## Exercise brief
Copy, from the entries below, each line where the word "this" can be found.

(Entries with figure data)
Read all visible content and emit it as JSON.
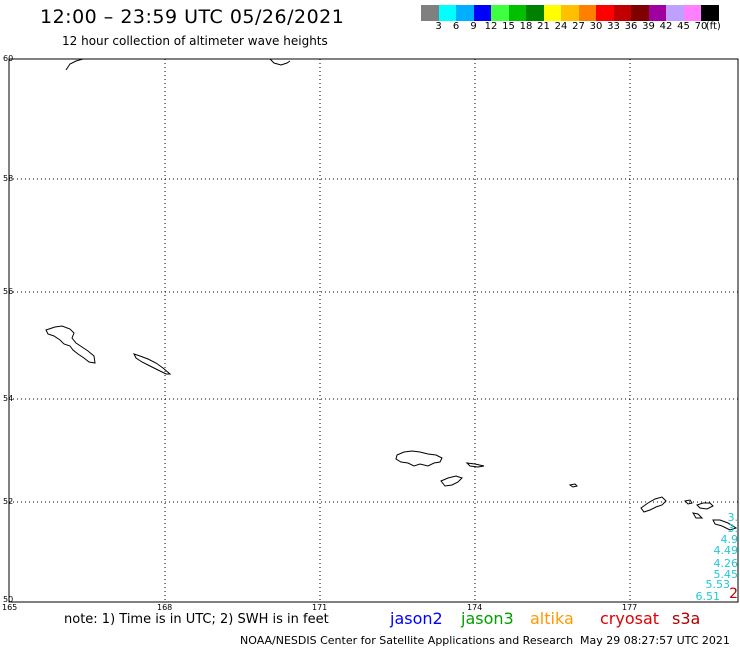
{
  "header": {
    "title": "12:00 – 23:59 UTC 05/26/2021",
    "subtitle": "12 hour collection of altimeter wave heights"
  },
  "color_scale": {
    "labels": [
      "3",
      "6",
      "9",
      "12",
      "15",
      "18",
      "21",
      "24",
      "27",
      "30",
      "33",
      "36",
      "39",
      "42",
      "45",
      "70",
      "(ft)"
    ],
    "colors": [
      "#808080",
      "#00ffff",
      "#00b0ff",
      "#0000ff",
      "#40ff40",
      "#00c000",
      "#008000",
      "#ffff00",
      "#ffc000",
      "#ff8000",
      "#ff0000",
      "#c00000",
      "#800000",
      "#a000a0",
      "#c0a0ff",
      "#ff80ff",
      "#000000"
    ]
  },
  "map": {
    "lat_labels": [
      "60",
      "58",
      "56",
      "54",
      "52",
      "50"
    ],
    "lon_labels": [
      "165",
      "168",
      "171",
      "174",
      "177"
    ],
    "observations": [
      {
        "label": "3.",
        "color": "#20c8d8"
      },
      {
        "label": "3.",
        "color": "#20c8d8"
      },
      {
        "label": "4.9",
        "color": "#20c8d8"
      },
      {
        "label": "4.49",
        "color": "#20c8d8"
      },
      {
        "label": "4.26",
        "color": "#20c8d8"
      },
      {
        "label": "5.45",
        "color": "#20c8d8"
      },
      {
        "label": "5.53",
        "color": "#20c8d8"
      },
      {
        "label": "6.51",
        "color": "#20c8d8"
      },
      {
        "label": "2",
        "color": "#c00000"
      }
    ]
  },
  "note": "note: 1) Time is in UTC; 2) SWH is in feet",
  "satellites": [
    {
      "name": "jason2",
      "color": "#0000ff"
    },
    {
      "name": "jason3",
      "color": "#00a000"
    },
    {
      "name": "altika",
      "color": "#ff9900"
    },
    {
      "name": "cryosat",
      "color": "#e00000"
    },
    {
      "name": "s3a",
      "color": "#b00000"
    }
  ],
  "footer": {
    "credit": "NOAA/NESDIS Center for Satellite Applications and Research",
    "timestamp": "May 29 08:27:57 UTC 2021"
  }
}
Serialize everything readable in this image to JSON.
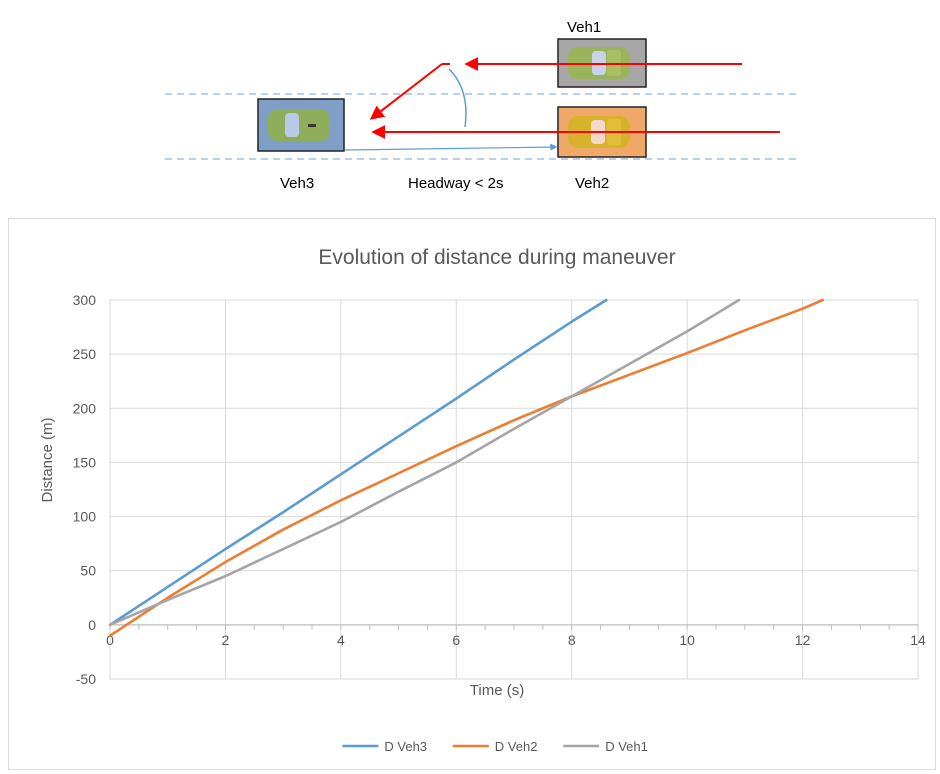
{
  "diagram": {
    "veh1_label": "Veh1",
    "veh2_label": "Veh2",
    "veh3_label": "Veh3",
    "headway_label": "Headway < 2s",
    "colors": {
      "veh1_box": "#a6a6a6",
      "veh2_box": "#f0a868",
      "veh3_box": "#7f9fc9",
      "trajectory_arrow": "#ff0000",
      "lane_line": "#8fb4e3",
      "headway_arrow": "#5b9bd5"
    }
  },
  "chart_data": {
    "type": "line",
    "title": "Evolution of distance during maneuver",
    "xlabel": "Time (s)",
    "ylabel": "Distance (m)",
    "xlim": [
      0,
      14
    ],
    "ylim": [
      -50,
      300
    ],
    "xticks": [
      0,
      2,
      4,
      6,
      8,
      10,
      12,
      14
    ],
    "yticks": [
      -50,
      0,
      50,
      100,
      150,
      200,
      250,
      300
    ],
    "grid": true,
    "legend_position": "bottom",
    "series": [
      {
        "name": "D Veh3",
        "color": "#5b9bd5",
        "x": [
          0,
          1,
          2,
          3,
          4,
          5,
          6,
          7,
          8,
          8.6
        ],
        "y": [
          0,
          35,
          70,
          104,
          139,
          174,
          209,
          245,
          280,
          300
        ]
      },
      {
        "name": "D Veh2",
        "color": "#ed7d31",
        "x": [
          0,
          1,
          2,
          3,
          4,
          5,
          6,
          7,
          8,
          9,
          10,
          11,
          12,
          12.35
        ],
        "y": [
          -10,
          25,
          58,
          88,
          115,
          140,
          165,
          189,
          211,
          231,
          251,
          272,
          292,
          300
        ]
      },
      {
        "name": "D Veh1",
        "color": "#a5a5a5",
        "x": [
          0,
          1,
          2,
          3,
          4,
          5,
          6,
          7,
          8,
          9,
          10,
          10.9
        ],
        "y": [
          0,
          23,
          45,
          70,
          95,
          123,
          150,
          181,
          211,
          241,
          271,
          300
        ]
      }
    ]
  }
}
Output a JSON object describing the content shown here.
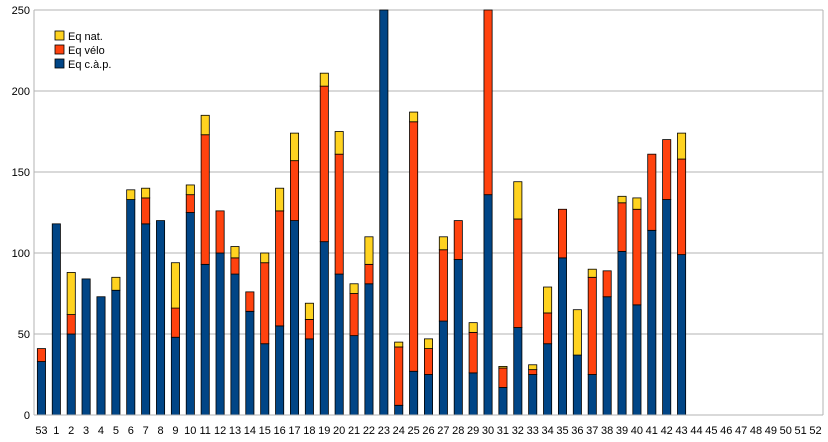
{
  "chart_data": {
    "type": "bar",
    "stacked": true,
    "title": "",
    "xlabel": "",
    "ylabel": "",
    "ylim": [
      0,
      250
    ],
    "yticks": [
      0,
      50,
      100,
      150,
      200,
      250
    ],
    "grid": true,
    "legend_position": "top-left",
    "categories": [
      "53",
      "1",
      "2",
      "3",
      "4",
      "5",
      "6",
      "7",
      "8",
      "9",
      "10",
      "11",
      "12",
      "13",
      "14",
      "15",
      "16",
      "17",
      "18",
      "19",
      "20",
      "21",
      "22",
      "23",
      "24",
      "25",
      "26",
      "27",
      "28",
      "29",
      "30",
      "31",
      "32",
      "33",
      "34",
      "35",
      "36",
      "37",
      "38",
      "39",
      "40",
      "41",
      "42",
      "43",
      "44",
      "45",
      "46",
      "47",
      "48",
      "49",
      "50",
      "51",
      "52"
    ],
    "series": [
      {
        "name": "Eq c.à.p.",
        "color": "#004586",
        "values": [
          33,
          118,
          50,
          84,
          73,
          77,
          133,
          118,
          120,
          48,
          125,
          93,
          100,
          87,
          64,
          44,
          55,
          120,
          47,
          107,
          87,
          49,
          81,
          250,
          6,
          27,
          25,
          58,
          96,
          26,
          136,
          17,
          54,
          25,
          44,
          97,
          37,
          25,
          73,
          101,
          68,
          114,
          133,
          99,
          0,
          0,
          0,
          0,
          0,
          0,
          0,
          0,
          0
        ]
      },
      {
        "name": "Eq vélo",
        "color": "#ff420e",
        "values": [
          8,
          0,
          12,
          0,
          0,
          0,
          0,
          16,
          0,
          18,
          11,
          80,
          26,
          10,
          12,
          50,
          71,
          37,
          12,
          96,
          74,
          26,
          12,
          0,
          36,
          154,
          16,
          44,
          24,
          25,
          114,
          12,
          67,
          3,
          19,
          30,
          0,
          60,
          16,
          30,
          59,
          47,
          37,
          59,
          0,
          0,
          0,
          0,
          0,
          0,
          0,
          0,
          0
        ]
      },
      {
        "name": "Eq nat.",
        "color": "#ffd320",
        "values": [
          0,
          0,
          26,
          0,
          0,
          8,
          6,
          6,
          0,
          28,
          6,
          12,
          0,
          7,
          0,
          6,
          14,
          17,
          10,
          8,
          14,
          6,
          17,
          0,
          3,
          6,
          6,
          8,
          0,
          6,
          0,
          1,
          23,
          3,
          16,
          0,
          28,
          5,
          0,
          4,
          7,
          0,
          0,
          16,
          0,
          0,
          0,
          0,
          0,
          0,
          0,
          0,
          0
        ]
      }
    ]
  }
}
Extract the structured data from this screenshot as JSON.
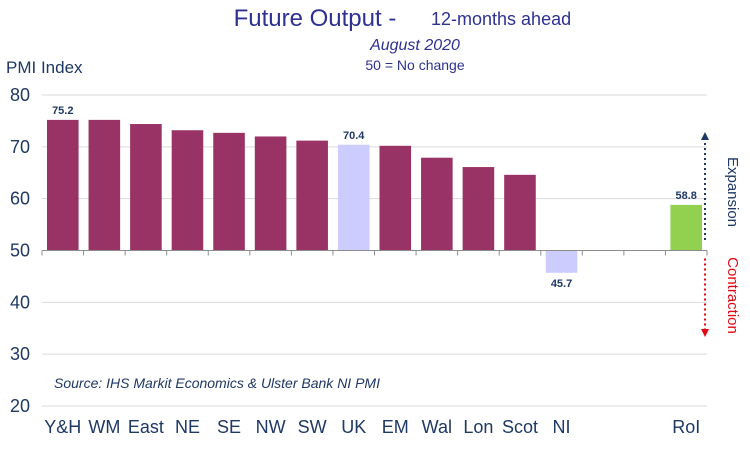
{
  "chart_data": {
    "type": "bar",
    "title": "Future Output - ",
    "title_suffix": "12-months ahead",
    "subtitle": "August 2020",
    "note": "50 = No change",
    "ylabel": "PMI Index",
    "xlabel": "",
    "ylim": [
      20,
      80
    ],
    "yticks": [
      "20",
      "30",
      "40",
      "50",
      "60",
      "70",
      "80"
    ],
    "baseline": 50,
    "grid": true,
    "categories": [
      "Y&H",
      "WM",
      "East",
      "NE",
      "SE",
      "NW",
      "SW",
      "UK",
      "EM",
      "Wal",
      "Lon",
      "Scot",
      "NI",
      "",
      "",
      "RoI"
    ],
    "values": [
      75.2,
      75.2,
      74.4,
      73.2,
      72.7,
      72.0,
      71.2,
      70.4,
      70.2,
      67.9,
      66.1,
      64.6,
      45.7,
      null,
      null,
      58.8
    ],
    "data_labels": [
      {
        "index": 0,
        "text": "75.2"
      },
      {
        "index": 7,
        "text": "70.4"
      },
      {
        "index": 12,
        "text": "45.7"
      },
      {
        "index": 15,
        "text": "58.8"
      }
    ],
    "source": "Source: IHS Markit Economics & Ulster Bank NI PMI",
    "annotations": {
      "up": "Expansion",
      "down": "Contraction"
    },
    "colors": {
      "regions": "#993366",
      "uk": "#ccccff",
      "ni": "#ccccff",
      "roi": "#92d050",
      "title": "#2e3192",
      "text": "#1f3864",
      "expansion": "#1f3864",
      "contraction": "#e30613"
    }
  }
}
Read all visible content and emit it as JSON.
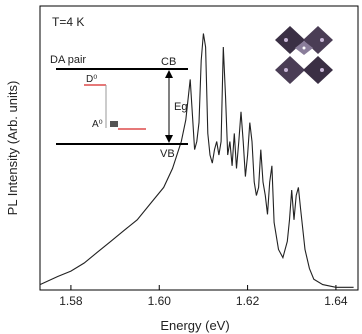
{
  "chart_data": {
    "type": "line",
    "xlabel": "Energy (eV)",
    "ylabel": "PL Intensity (Arb. units)",
    "xlim": [
      1.573,
      1.645
    ],
    "ylim": [
      0,
      1
    ],
    "x_ticks": [
      "1.58",
      "1.60",
      "1.62",
      "1.64"
    ],
    "x_tick_values": [
      1.58,
      1.6,
      1.62,
      1.64
    ],
    "grid": false,
    "series": [
      {
        "x": [
          1.573,
          1.577,
          1.58,
          1.583,
          1.586,
          1.589,
          1.592,
          1.595,
          1.598,
          1.601,
          1.603,
          1.605,
          1.606,
          1.607,
          1.608,
          1.6085,
          1.609,
          1.6095,
          1.61,
          1.6105,
          1.611,
          1.6115,
          1.612,
          1.6125,
          1.613,
          1.6135,
          1.614,
          1.6145,
          1.615,
          1.6155,
          1.616,
          1.6165,
          1.617,
          1.6175,
          1.618,
          1.6185,
          1.619,
          1.6195,
          1.62,
          1.6205,
          1.621,
          1.6215,
          1.622,
          1.6225,
          1.623,
          1.6235,
          1.624,
          1.6245,
          1.625,
          1.6255,
          1.626,
          1.627,
          1.628,
          1.629,
          1.6295,
          1.63,
          1.6305,
          1.631,
          1.6315,
          1.632,
          1.633,
          1.634,
          1.635,
          1.637,
          1.64,
          1.644
        ],
        "y": [
          0.02,
          0.05,
          0.07,
          0.1,
          0.14,
          0.18,
          0.22,
          0.26,
          0.32,
          0.38,
          0.45,
          0.55,
          0.63,
          0.78,
          0.52,
          0.55,
          0.62,
          0.85,
          0.95,
          0.9,
          0.58,
          0.5,
          0.47,
          0.52,
          0.55,
          0.5,
          0.55,
          0.9,
          0.72,
          0.5,
          0.55,
          0.46,
          0.58,
          0.45,
          0.55,
          0.66,
          0.55,
          0.42,
          0.5,
          0.62,
          0.55,
          0.4,
          0.35,
          0.38,
          0.52,
          0.4,
          0.35,
          0.28,
          0.4,
          0.46,
          0.25,
          0.15,
          0.12,
          0.18,
          0.26,
          0.37,
          0.26,
          0.35,
          0.38,
          0.3,
          0.15,
          0.08,
          0.04,
          0.02,
          0.01,
          0.01
        ]
      }
    ],
    "annotations": {
      "temperature": "T=4 K",
      "da_pair": "DA pair",
      "cb": "CB",
      "vb": "VB",
      "donor": "D⁰",
      "acceptor": "A⁰",
      "gap": "Eg"
    }
  },
  "colors": {
    "line": "#222222",
    "acceptor_level": "#d62728",
    "donor_level": "#d62728",
    "crystal_dark": "#3a2f44",
    "crystal_light": "#8a7d9a"
  },
  "icons": [
    "crystal-structure-icon"
  ]
}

## Task response
Serialize everything readable in this image to JSON.
Extract the structured data from this screenshot as JSON.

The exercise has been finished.